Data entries
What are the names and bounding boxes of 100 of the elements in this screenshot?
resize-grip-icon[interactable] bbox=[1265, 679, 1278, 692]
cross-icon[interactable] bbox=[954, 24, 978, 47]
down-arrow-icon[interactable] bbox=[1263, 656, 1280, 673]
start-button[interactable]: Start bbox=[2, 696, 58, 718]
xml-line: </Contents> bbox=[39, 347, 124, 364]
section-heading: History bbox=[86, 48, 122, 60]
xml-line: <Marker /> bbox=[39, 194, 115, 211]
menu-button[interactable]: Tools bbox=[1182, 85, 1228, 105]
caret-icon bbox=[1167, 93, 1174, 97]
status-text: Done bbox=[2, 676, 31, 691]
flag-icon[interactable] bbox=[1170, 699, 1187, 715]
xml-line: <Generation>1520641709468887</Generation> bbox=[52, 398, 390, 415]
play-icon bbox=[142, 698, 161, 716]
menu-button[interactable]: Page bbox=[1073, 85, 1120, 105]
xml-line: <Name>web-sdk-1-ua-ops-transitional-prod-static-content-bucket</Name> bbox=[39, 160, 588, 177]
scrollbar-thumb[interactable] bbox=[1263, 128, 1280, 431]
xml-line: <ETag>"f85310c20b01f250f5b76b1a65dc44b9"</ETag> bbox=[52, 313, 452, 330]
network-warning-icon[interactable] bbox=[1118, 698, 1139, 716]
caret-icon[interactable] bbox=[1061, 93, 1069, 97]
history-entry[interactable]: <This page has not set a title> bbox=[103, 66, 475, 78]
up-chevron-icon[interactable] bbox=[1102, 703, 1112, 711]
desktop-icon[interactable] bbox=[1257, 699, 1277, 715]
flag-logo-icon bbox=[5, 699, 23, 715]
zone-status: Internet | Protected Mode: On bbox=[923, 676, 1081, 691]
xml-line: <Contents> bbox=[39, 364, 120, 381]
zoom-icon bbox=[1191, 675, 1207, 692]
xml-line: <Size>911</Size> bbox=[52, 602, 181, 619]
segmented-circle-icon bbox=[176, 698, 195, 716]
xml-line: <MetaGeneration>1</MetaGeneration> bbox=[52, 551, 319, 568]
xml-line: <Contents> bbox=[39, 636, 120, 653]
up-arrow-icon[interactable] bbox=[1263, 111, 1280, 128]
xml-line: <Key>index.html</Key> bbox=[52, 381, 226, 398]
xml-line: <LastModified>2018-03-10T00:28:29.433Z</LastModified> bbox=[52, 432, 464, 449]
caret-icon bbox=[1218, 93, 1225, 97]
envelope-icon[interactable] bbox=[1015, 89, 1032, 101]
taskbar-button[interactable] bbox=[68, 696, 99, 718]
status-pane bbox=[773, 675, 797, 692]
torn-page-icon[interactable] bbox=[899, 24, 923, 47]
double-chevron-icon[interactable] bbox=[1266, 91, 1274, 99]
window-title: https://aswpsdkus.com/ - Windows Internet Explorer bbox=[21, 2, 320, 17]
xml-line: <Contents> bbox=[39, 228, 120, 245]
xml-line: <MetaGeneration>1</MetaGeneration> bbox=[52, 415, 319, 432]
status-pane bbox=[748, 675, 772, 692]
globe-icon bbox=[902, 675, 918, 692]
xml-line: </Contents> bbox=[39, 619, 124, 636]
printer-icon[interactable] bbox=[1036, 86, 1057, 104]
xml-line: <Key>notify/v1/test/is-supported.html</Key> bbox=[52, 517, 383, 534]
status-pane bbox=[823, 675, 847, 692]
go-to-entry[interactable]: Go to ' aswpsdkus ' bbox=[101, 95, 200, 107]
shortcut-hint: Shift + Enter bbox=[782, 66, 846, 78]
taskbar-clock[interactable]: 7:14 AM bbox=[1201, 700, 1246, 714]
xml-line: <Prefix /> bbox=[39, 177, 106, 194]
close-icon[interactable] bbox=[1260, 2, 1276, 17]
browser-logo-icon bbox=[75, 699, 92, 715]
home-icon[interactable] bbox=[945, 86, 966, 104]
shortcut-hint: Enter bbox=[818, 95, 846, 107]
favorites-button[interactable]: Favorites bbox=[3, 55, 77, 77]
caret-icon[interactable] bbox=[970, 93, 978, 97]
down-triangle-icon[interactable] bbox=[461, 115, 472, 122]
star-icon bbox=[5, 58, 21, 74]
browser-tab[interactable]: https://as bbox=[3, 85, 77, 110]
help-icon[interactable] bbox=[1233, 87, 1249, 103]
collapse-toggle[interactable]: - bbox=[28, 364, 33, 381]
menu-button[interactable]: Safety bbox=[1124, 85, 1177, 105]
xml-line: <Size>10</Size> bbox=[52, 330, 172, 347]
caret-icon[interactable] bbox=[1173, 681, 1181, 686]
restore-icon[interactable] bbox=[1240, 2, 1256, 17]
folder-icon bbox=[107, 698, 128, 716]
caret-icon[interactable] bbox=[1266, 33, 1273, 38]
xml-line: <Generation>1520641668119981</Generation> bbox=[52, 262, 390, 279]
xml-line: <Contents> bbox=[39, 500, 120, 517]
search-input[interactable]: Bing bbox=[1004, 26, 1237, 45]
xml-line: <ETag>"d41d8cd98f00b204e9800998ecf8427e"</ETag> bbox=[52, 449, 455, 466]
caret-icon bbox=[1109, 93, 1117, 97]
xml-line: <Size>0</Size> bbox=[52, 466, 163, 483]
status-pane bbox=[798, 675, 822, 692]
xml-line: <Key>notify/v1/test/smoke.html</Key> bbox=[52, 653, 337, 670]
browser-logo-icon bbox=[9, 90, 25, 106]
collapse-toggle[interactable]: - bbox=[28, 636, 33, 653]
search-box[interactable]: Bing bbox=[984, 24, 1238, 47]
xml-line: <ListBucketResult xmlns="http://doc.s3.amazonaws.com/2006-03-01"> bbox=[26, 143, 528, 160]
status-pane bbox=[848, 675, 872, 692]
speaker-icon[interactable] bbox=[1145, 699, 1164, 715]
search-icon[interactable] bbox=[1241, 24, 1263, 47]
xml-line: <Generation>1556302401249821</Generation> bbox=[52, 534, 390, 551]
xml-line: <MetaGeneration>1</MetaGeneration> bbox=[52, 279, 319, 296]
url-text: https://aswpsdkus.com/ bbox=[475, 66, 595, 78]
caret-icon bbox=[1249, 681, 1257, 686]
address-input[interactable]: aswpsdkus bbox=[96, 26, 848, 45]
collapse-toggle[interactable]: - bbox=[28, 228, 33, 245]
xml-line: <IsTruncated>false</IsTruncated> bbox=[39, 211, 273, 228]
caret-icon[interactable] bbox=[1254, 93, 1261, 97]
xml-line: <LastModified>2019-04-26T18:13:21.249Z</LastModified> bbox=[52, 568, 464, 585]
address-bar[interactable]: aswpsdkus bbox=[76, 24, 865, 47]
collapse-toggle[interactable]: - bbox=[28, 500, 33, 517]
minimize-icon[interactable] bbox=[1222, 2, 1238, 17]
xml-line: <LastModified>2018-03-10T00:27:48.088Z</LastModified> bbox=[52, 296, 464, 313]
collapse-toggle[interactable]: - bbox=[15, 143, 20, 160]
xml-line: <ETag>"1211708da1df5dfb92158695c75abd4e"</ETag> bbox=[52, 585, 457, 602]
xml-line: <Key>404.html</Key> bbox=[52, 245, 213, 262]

EXERCISE DETAILS :: Write out every line of the items above, keeping each one the same as it appears.

TASK OUTPUT ::
What are the names and bounding boxes of 100 of the elements in this screenshot?
resize-grip-icon[interactable] bbox=[1265, 679, 1278, 692]
cross-icon[interactable] bbox=[954, 24, 978, 47]
down-arrow-icon[interactable] bbox=[1263, 656, 1280, 673]
start-button[interactable]: Start bbox=[2, 696, 58, 718]
xml-line: </Contents> bbox=[39, 347, 124, 364]
section-heading: History bbox=[86, 48, 122, 60]
xml-line: <Marker /> bbox=[39, 194, 115, 211]
menu-button[interactable]: Tools bbox=[1182, 85, 1228, 105]
caret-icon bbox=[1167, 93, 1174, 97]
status-text: Done bbox=[2, 676, 31, 691]
flag-icon[interactable] bbox=[1170, 699, 1187, 715]
xml-line: <Generation>1520641709468887</Generation> bbox=[52, 398, 390, 415]
play-icon bbox=[142, 698, 161, 716]
menu-button[interactable]: Page bbox=[1073, 85, 1120, 105]
xml-line: <Name>web-sdk-1-ua-ops-transitional-prod-static-content-bucket</Name> bbox=[39, 160, 588, 177]
scrollbar-thumb[interactable] bbox=[1263, 128, 1280, 431]
xml-line: <ETag>"f85310c20b01f250f5b76b1a65dc44b9"</ETag> bbox=[52, 313, 452, 330]
network-warning-icon[interactable] bbox=[1118, 698, 1139, 716]
caret-icon[interactable] bbox=[1061, 93, 1069, 97]
history-entry[interactable]: <This page has not set a title> bbox=[103, 66, 475, 78]
up-chevron-icon[interactable] bbox=[1102, 703, 1112, 711]
desktop-icon[interactable] bbox=[1257, 699, 1277, 715]
flag-logo-icon bbox=[5, 699, 23, 715]
zone-status: Internet | Protected Mode: On bbox=[923, 676, 1081, 691]
xml-line: <Contents> bbox=[39, 364, 120, 381]
zoom-icon bbox=[1191, 675, 1207, 692]
xml-line: <Size>911</Size> bbox=[52, 602, 181, 619]
segmented-circle-icon bbox=[176, 698, 195, 716]
xml-line: <MetaGeneration>1</MetaGeneration> bbox=[52, 551, 319, 568]
xml-line: <Contents> bbox=[39, 636, 120, 653]
up-arrow-icon[interactable] bbox=[1263, 111, 1280, 128]
xml-line: <Key>index.html</Key> bbox=[52, 381, 226, 398]
xml-line: <LastModified>2018-03-10T00:28:29.433Z</LastModified> bbox=[52, 432, 464, 449]
caret-icon bbox=[1218, 93, 1225, 97]
envelope-icon[interactable] bbox=[1015, 89, 1032, 101]
taskbar-button[interactable] bbox=[68, 696, 99, 718]
status-pane bbox=[773, 675, 797, 692]
torn-page-icon[interactable] bbox=[899, 24, 923, 47]
double-chevron-icon[interactable] bbox=[1266, 91, 1274, 99]
window-title: https://aswpsdkus.com/ - Windows Internet Explorer bbox=[21, 2, 320, 17]
xml-line: <Contents> bbox=[39, 228, 120, 245]
xml-line: <MetaGeneration>1</MetaGeneration> bbox=[52, 415, 319, 432]
status-pane bbox=[748, 675, 772, 692]
globe-icon bbox=[902, 675, 918, 692]
xml-line: </Contents> bbox=[39, 619, 124, 636]
printer-icon[interactable] bbox=[1036, 86, 1057, 104]
xml-line: <Key>notify/v1/test/is-supported.html</Key> bbox=[52, 517, 383, 534]
status-pane bbox=[823, 675, 847, 692]
go-to-entry[interactable]: Go to ' aswpsdkus ' bbox=[101, 95, 200, 107]
shortcut-hint: Shift + Enter bbox=[782, 66, 846, 78]
taskbar-clock[interactable]: 7:14 AM bbox=[1201, 700, 1246, 714]
xml-line: <Prefix /> bbox=[39, 177, 106, 194]
close-icon[interactable] bbox=[1260, 2, 1276, 17]
browser-logo-icon bbox=[75, 699, 92, 715]
home-icon[interactable] bbox=[945, 86, 966, 104]
shortcut-hint: Enter bbox=[818, 95, 846, 107]
favorites-button[interactable]: Favorites bbox=[3, 55, 77, 77]
caret-icon[interactable] bbox=[970, 93, 978, 97]
down-triangle-icon[interactable] bbox=[461, 115, 472, 122]
star-icon bbox=[5, 58, 21, 74]
browser-tab[interactable]: https://as bbox=[3, 85, 77, 110]
help-icon[interactable] bbox=[1233, 87, 1249, 103]
collapse-toggle[interactable]: - bbox=[28, 364, 33, 381]
menu-button[interactable]: Safety bbox=[1124, 85, 1177, 105]
xml-line: <Size>10</Size> bbox=[52, 330, 172, 347]
caret-icon[interactable] bbox=[1173, 681, 1181, 686]
restore-icon[interactable] bbox=[1240, 2, 1256, 17]
folder-icon bbox=[107, 698, 128, 716]
caret-icon[interactable] bbox=[1266, 33, 1273, 38]
xml-line: <Generation>1520641668119981</Generation> bbox=[52, 262, 390, 279]
xml-line: <Contents> bbox=[39, 500, 120, 517]
search-input[interactable]: Bing bbox=[1004, 26, 1237, 45]
xml-line: <ETag>"d41d8cd98f00b204e9800998ecf8427e"</ETag> bbox=[52, 449, 455, 466]
caret-icon bbox=[1109, 93, 1117, 97]
xml-line: <Size>0</Size> bbox=[52, 466, 163, 483]
status-pane bbox=[798, 675, 822, 692]
xml-line: <Key>notify/v1/test/smoke.html</Key> bbox=[52, 653, 337, 670]
browser-logo-icon bbox=[9, 90, 25, 106]
collapse-toggle[interactable]: - bbox=[28, 636, 33, 653]
search-box[interactable]: Bing bbox=[984, 24, 1238, 47]
xml-line: <ListBucketResult xmlns="http://doc.s3.amazonaws.com/2006-03-01"> bbox=[26, 143, 528, 160]
status-pane bbox=[848, 675, 872, 692]
speaker-icon[interactable] bbox=[1145, 699, 1164, 715]
search-icon[interactable] bbox=[1241, 24, 1263, 47]
xml-line: <Generation>1556302401249821</Generation> bbox=[52, 534, 390, 551]
xml-line: <MetaGeneration>1</MetaGeneration> bbox=[52, 279, 319, 296]
url-text: https://aswpsdkus.com/ bbox=[475, 66, 595, 78]
caret-icon bbox=[1249, 681, 1257, 686]
address-input[interactable]: aswpsdkus bbox=[96, 26, 848, 45]
collapse-toggle[interactable]: - bbox=[28, 228, 33, 245]
xml-line: <IsTruncated>false</IsTruncated> bbox=[39, 211, 273, 228]
caret-icon[interactable] bbox=[1254, 93, 1261, 97]
xml-line: <LastModified>2019-04-26T18:13:21.249Z</LastModified> bbox=[52, 568, 464, 585]
address-bar[interactable]: aswpsdkus bbox=[76, 24, 865, 47]
collapse-toggle[interactable]: - bbox=[28, 500, 33, 517]
minimize-icon[interactable] bbox=[1222, 2, 1238, 17]
xml-line: <LastModified>2018-03-10T00:27:48.088Z</LastModified> bbox=[52, 296, 464, 313]
collapse-toggle[interactable]: - bbox=[15, 143, 20, 160]
xml-line: <ETag>"1211708da1df5dfb92158695c75abd4e"</ETag> bbox=[52, 585, 457, 602]
xml-line: <Key>404.html</Key> bbox=[52, 245, 213, 262]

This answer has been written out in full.